===== The records
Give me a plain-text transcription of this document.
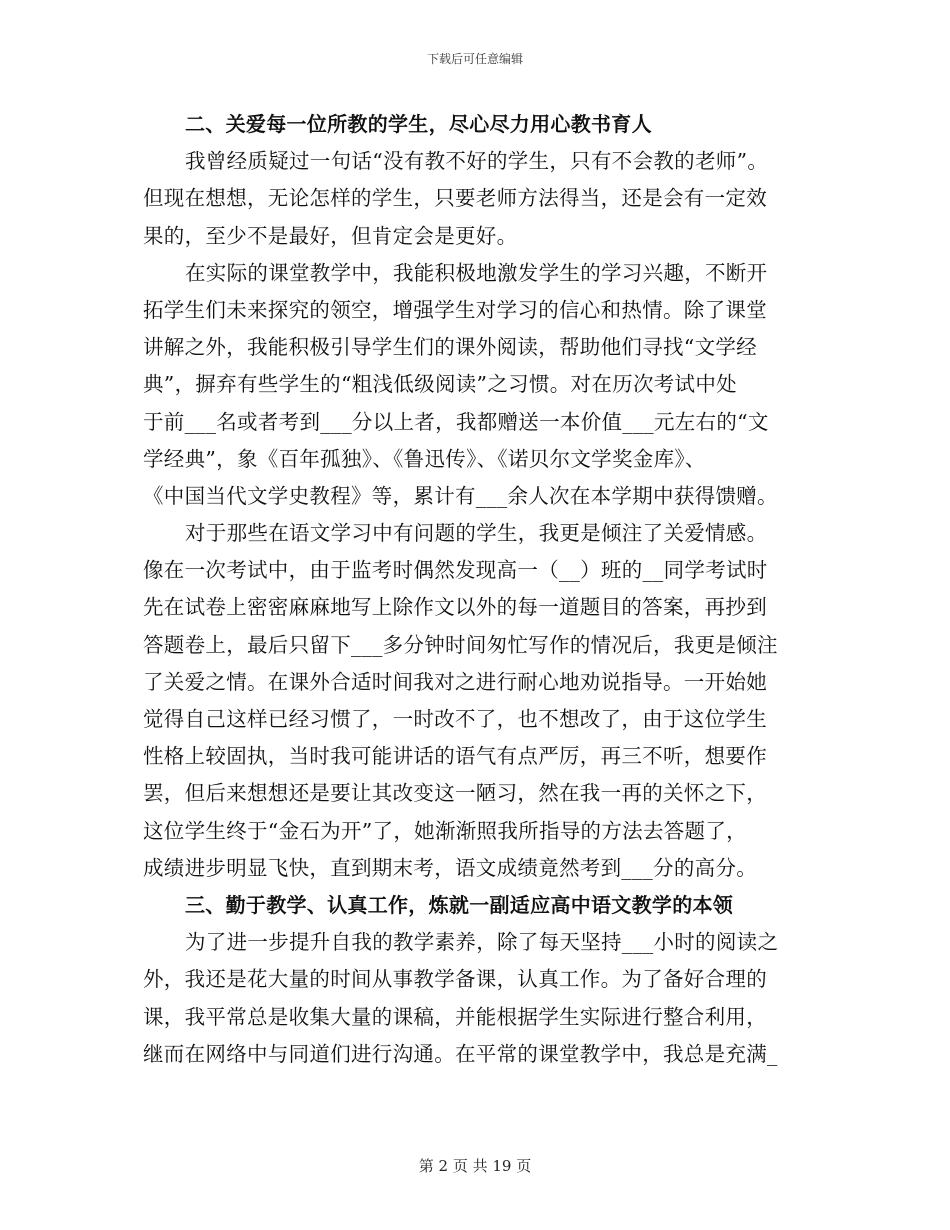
下载后可任意编辑
二、关爱每一位所教的学生，尽心尽力用心教书育人
我曾经质疑过一句话“没有教不好的学生，只有不会教的老师”。
但现在想想，无论怎样的学生，只要老师方法得当，还是会有一定效
果的，至少不是最好，但肯定会是更好。
在实际的课堂教学中，我能积极地激发学生的学习兴趣，不断开
拓学生们未来探究的领空，增强学生对学习的信心和热情。除了课堂
讲解之外，我能积极引导学生们的课外阅读，帮助他们寻找“文学经
典”，摒弃有些学生的“粗浅低级阅读”之习惯。对在历次考试中处
于前___名或者考到___分以上者，我都赠送一本价值___元左右的“文
学经典”，象《百年孤独》、《鲁迅传》、《诺贝尔文学奖金库》、
《中国当代文学史教程》等，累计有___余人次在本学期中获得馈赠。
对于那些在语文学习中有问题的学生，我更是倾注了关爱情感。
像在一次考试中，由于监考时偶然发现高一（__）班的__同学考试时
先在试卷上密密麻麻地写上除作文以外的每一道题目的答案，再抄到
答题卷上，最后只留下___多分钟时间匆忙写作的情况后，我更是倾注
了关爱之情。在课外合适时间我对之进行耐心地劝说指导。一开始她
觉得自己这样已经习惯了，一时改不了，也不想改了，由于这位学生
性格上较固执，当时我可能讲话的语气有点严厉，再三不听，想要作
罢，但后来想想还是要让其改变这一陋习，然在我一再的关怀之下，
这位学生终于“金石为开”了，她渐渐照我所指导的方法去答题了，
成绩进步明显飞快，直到期末考，语文成绩竟然考到___分的高分。
三、勤于教学、认真工作，炼就一副适应高中语文教学的本领
为了进一步提升自我的教学素养，除了每天坚持___小时的阅读之
外，我还是花大量的时间从事教学备课，认真工作。为了备好合理的
课，我平常总是收集大量的课稿，并能根据学生实际进行整合利用，
继而在网络中与同道们进行沟通。在平常的课堂教学中，我总是充满_
第 2 页 共 19 页
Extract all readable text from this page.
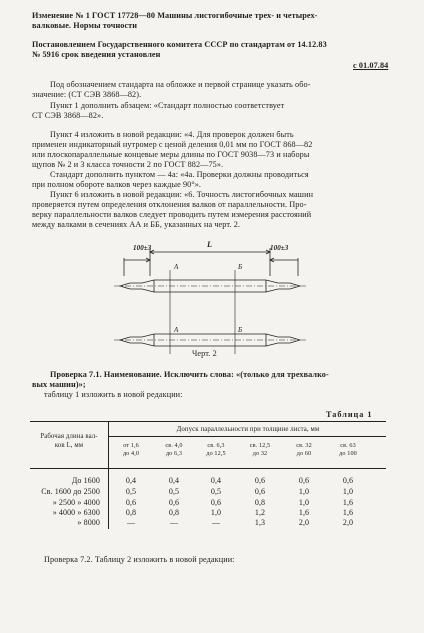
Изменение № 1 ГОСТ 17728—80 Машины листогибочные трех- и четырех-
валковые. Нормы точности
Постановлением Государственного комитета СССР по стандартам от 14.12.83
№ 5916 срок введения установлен
с 01.07.84
Под обозначением стандарта на обложке и первой странице указать обо-
значение: (СТ СЭВ 3868—82).
Пункт 1 дополнить абзацем: «Стандарт полностью соответствует
СТ СЭВ 3868—82».
Пункт 4 изложить в новой редакции: «4. Для проверок должен быть
применен индикаторный нутромер с ценой деления 0,01 мм по ГОСТ 868—82
или плоскопараллельные концевые меры длины по ГОСТ 9038—73 и наборы
щупов № 2 и 3 класса точности 2 по ГОСТ 882—75».
Стандарт дополнить пунктом — 4а: «4а. Проверки должны проводиться
при полном обороте валков через каждые 90°».
Пункт 6 изложить в новой редакции: «6. Точность листогибочных машин
проверяется путем определения отклонения валков от параллельности. Про-
верку параллельности валков следует проводить путем измерения расстояний
между валками в сечениях АА и ББ, указанных на черт. 2.
100±3	100±3
L
А	Б
А	Б
Черт. 2
Проверка 7.1. Наименование. Исключить слова: «(только для трехвалко-
вых машин)»;
таблицу 1 изложить в новой редакции:
Таблица 1
Рабочая длина вал-
ков L, мм
Допуск параллельности при толщине листа, мм
от 1,6
до 4,0
св. 4,0
до 6,3
св. 6,3
до 12,5
св. 12,5
до 32
св. 32
до 60
св. 63
до 100
До 1600	0,4	0,4	0,4	0,6	0,6	0,6
Св. 1600 до 2500	0,5	0,5	0,5	0,6	1,0	1,0
» 2500 » 4000	0,6	0,6	0,6	0,8	1,0	1,6
» 4000 » 6300	0,8	0,8	1,0	1,2	1,6	1,6
» 8000	—	—	—	1,3	2,0	2,0
Проверка 7.2. Таблицу 2 изложить в новой редакции:
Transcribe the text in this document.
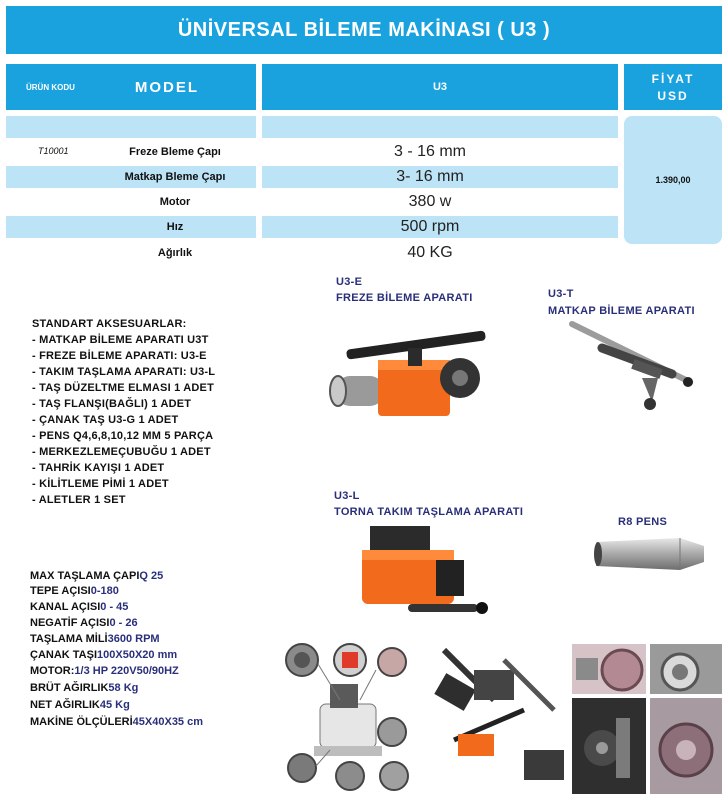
ÜNİVERSAL BİLEME MAKİNASI ( U3 )
ÜRÜN KODU	MODEL	U3
FİYAT
USD
1.390,00
T10001	Freze Bleme Çapı	3 - 16 mm
Matkap Bleme Çapı	3- 16 mm
Motor	380 w
Hız	500 rpm
Ağırlık	40 KG
STANDART AKSESUARLAR:
- MATKAP BİLEME APARATI U3T
- FREZE BİLEME APARATI: U3-E
- TAKIM TAŞLAMA APARATI: U3-L
- TAŞ DÜZELTME ELMASI 1 ADET
- TAŞ FLANŞI(BAĞLI) 1 ADET
- ÇANAK TAŞ U3-G 1 ADET
- PENS Q4,6,8,10,12 MM 5 PARÇA
- MERKEZLEMEÇUBUĞU 1 ADET
- TAHRİK KAYIŞI 1 ADET
- KİLİTLEME PİMİ 1 ADET
- ALETLER 1 SET
U3-E
FREZE BİLEME APARATI	U3-T
MATKAP BİLEME APARATI
U3-L
TORNA TAKIM TAŞLAMA APARATI
R8 PENS
MAX TAŞLAMA ÇAPIQ 25
TEPE AÇISI0-180
KANAL AÇISI0 - 45
NEGATİF AÇISI0 - 26
TAŞLAMA MİLİ3600 RPM
ÇANAK TAŞI100X50X20 mm
MOTOR:1/3 HP 220V50/90HZ
BRÜT AĞIRLIK58 Kg
NET AĞIRLIK45 Kg
MAKİNE ÖLÇÜLERİ45X40X35 cm
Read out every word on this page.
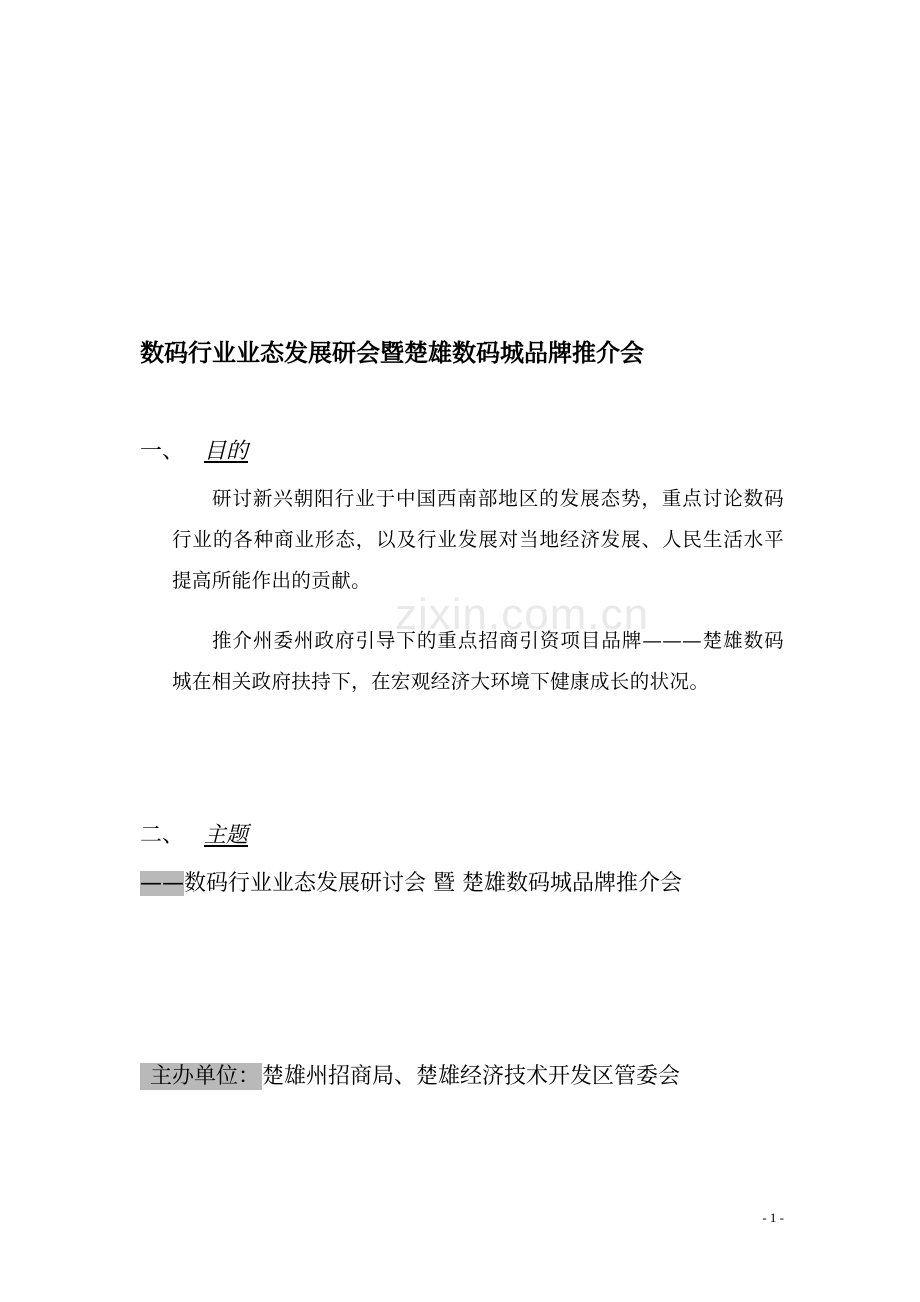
zixin.com.cn
数码行业业态发展研会暨楚雄数码城品牌推介会
一、 目的
研讨新兴朝阳行业于中国西南部地区的发展态势，重点讨论数码行业的各种商业形态，以及行业发展对当地经济发展、人民生活水平提高所能作出的贡献。
推介州委州政府引导下的重点招商引资项目品牌———楚雄数码城在相关政府扶持下，在宏观经济大环境下健康成长的状况。
二、 主题
——数码行业业态发展研讨会 暨 楚雄数码城品牌推介会
主办单位：楚雄州招商局、楚雄经济技术开发区管委会
- 1 -
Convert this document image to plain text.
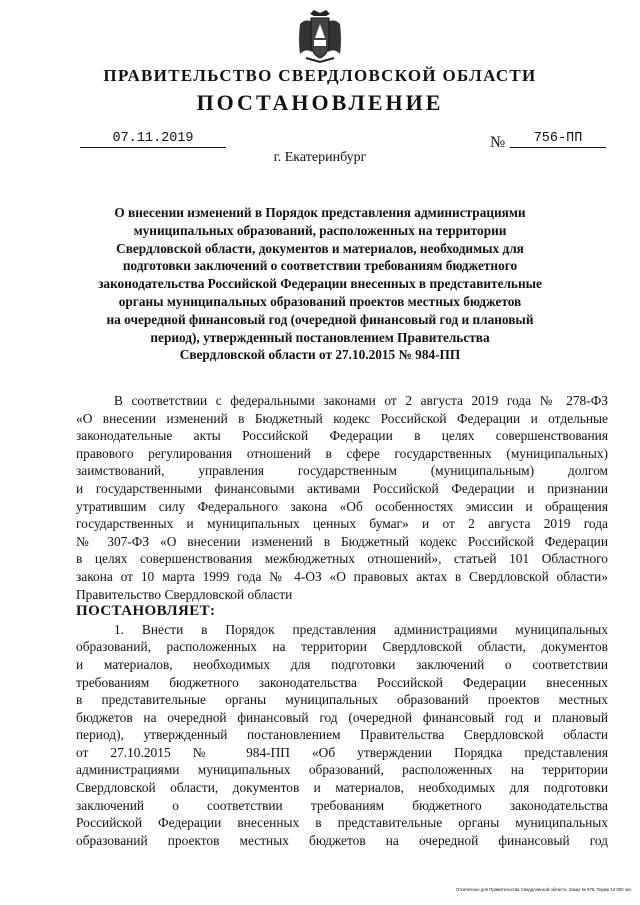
ПРАВИТЕЛЬСТВО СВЕРДЛОВСКОЙ ОБЛАСТИ
ПОСТАНОВЛЕНИЕ
07.11.2019	№	756-ПП
г. Екатеринбург
О внесении изменений в Порядок представления администрациями
муниципальных образований, расположенных на территории
Свердловской области, документов и материалов, необходимых для
подготовки заключений о соответствии требованиям бюджетного
законодательства Российской Федерации внесенных в представительные
органы муниципальных образований проектов местных бюджетов
на очередной финансовый год (очередной финансовый год и плановый
период), утвержденный постановлением Правительства
Свердловской области от 27.10.2015 № 984-ПП
В соответствии с федеральными законами от 2 августа 2019 года № 278-ФЗ
«О внесении изменений в Бюджетный кодекс Российской Федерации и отдельные
законодательные акты Российской Федерации в целях совершенствования
правового регулирования отношений в сфере государственных (муниципальных)
заимствований, управления государственным (муниципальным) долгом
и государственными финансовыми активами Российской Федерации и признании
утратившим силу Федерального закона «Об особенностях эмиссии и обращения
государственных и муниципальных ценных бумаг» и от 2 августа 2019 года
№ 307-ФЗ «О внесении изменений в Бюджетный кодекс Российской Федерации
в целях совершенствования межбюджетных отношений», статьей 101 Областного
закона от 10 марта 1999 года № 4-ОЗ «О правовых актах в Свердловской области»
Правительство Свердловской области
ПОСТАНОВЛЯЕТ:
1. Внести в Порядок представления администрациями муниципальных
образований, расположенных на территории Свердловской области, документов
и материалов, необходимых для подготовки заключений о соответствии
требованиям бюджетного законодательства Российской Федерации внесенных
в представительные органы муниципальных образований проектов местных
бюджетов на очередной финансовый год (очередной финансовый год и плановый
период), утвержденный постановлением Правительства Свердловской области
от 27.10.2015 № 984-ПП «Об утверждении Порядка представления
администрациями муниципальных образований, расположенных на территории
Свердловской области, документов и материалов, необходимых для подготовки
заключений о соответствии требованиям бюджетного законодательства
Российской Федерации внесенных в представительные органы муниципальных
образований проектов местных бюджетов на очередной финансовый год
Отпечатано для Правительства Свердловской области. Заказ № 575. Тираж 14 000 экз.
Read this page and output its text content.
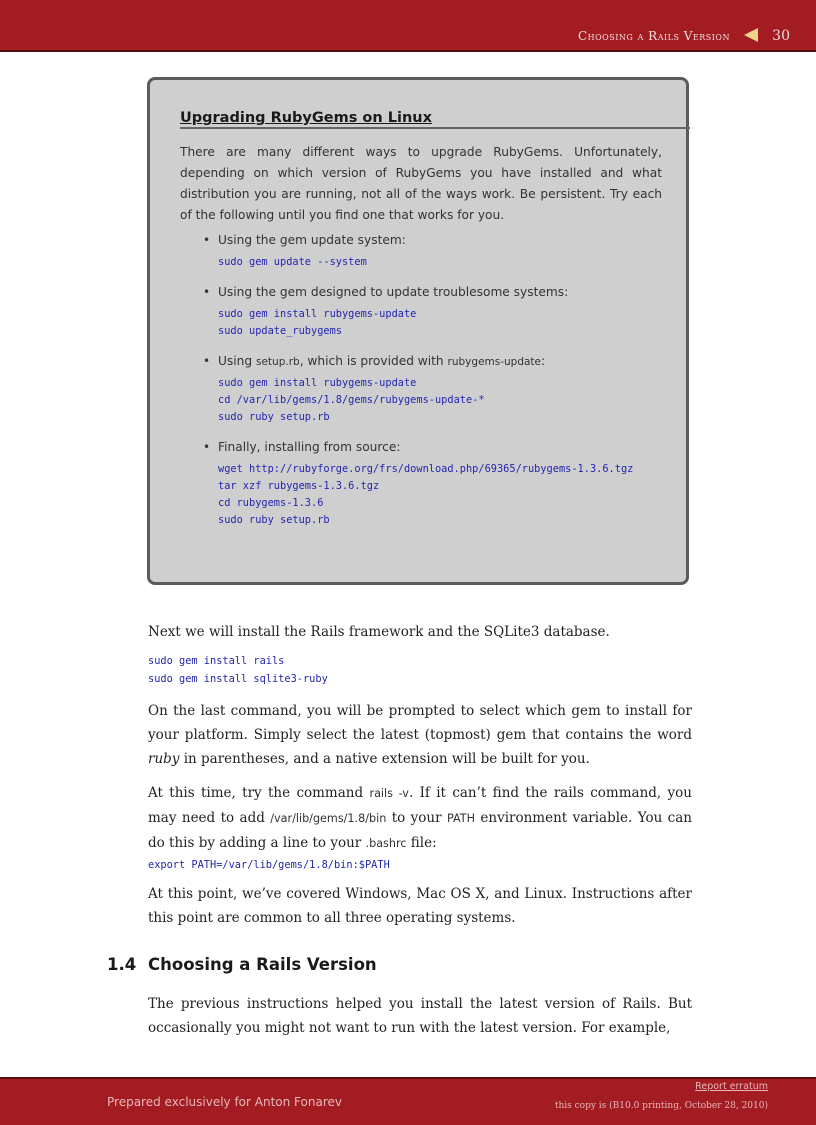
Choosing a Rails Version	30
Upgrading RubyGems on Linux
There are many different ways to upgrade RubyGems. Unfortunately, depending on which version of RubyGems you have installed and what distribution you are running, not all of the ways work. Be persistent. Try each of the following until you find one that works for you.
• Using the gem update system:
sudo gem update --system
• Using the gem designed to update troublesome systems:
sudo gem install rubygems-update
sudo update_rubygems
• Using setup.rb, which is provided with rubygems-update:
sudo gem install rubygems-update
cd /var/lib/gems/1.8/gems/rubygems-update-*
sudo ruby setup.rb
• Finally, installing from source:
wget http://rubyforge.org/frs/download.php/69365/rubygems-1.3.6.tgz
tar xzf rubygems-1.3.6.tgz
cd rubygems-1.3.6
sudo ruby setup.rb

Next we will install the Rails framework and the SQLite3 database.

sudo gem install rails
sudo gem install sqlite3-ruby

On the last command, you will be prompted to select which gem to install for your platform. Simply select the latest (topmost) gem that contains the word ruby in parentheses, and a native extension will be built for you.

At this time, try the command rails -v. If it can’t find the rails command, you may need to add /var/lib/gems/1.8/bin to your PATH environment variable. You can do this by adding a line to your .bashrc file:

export PATH=/var/lib/gems/1.8/bin:$PATH

At this point, we’ve covered Windows, Mac OS X, and Linux. Instructions after this point are common to all three operating systems.

1.4 Choosing a Rails Version

The previous instructions helped you install the latest version of Rails. But occasionally you might not want to run with the latest version. For example,

Prepared exclusively for Anton Fonarev
Report erratum
this copy is (B10.0 printing, October 28, 2010)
==========
> _Short exercise_
Using the material above, gather every line that includes "период".

> _The result_
период), утвержденный постановлением Правительства
период), утвержденный постановлением Правительства Свердловской области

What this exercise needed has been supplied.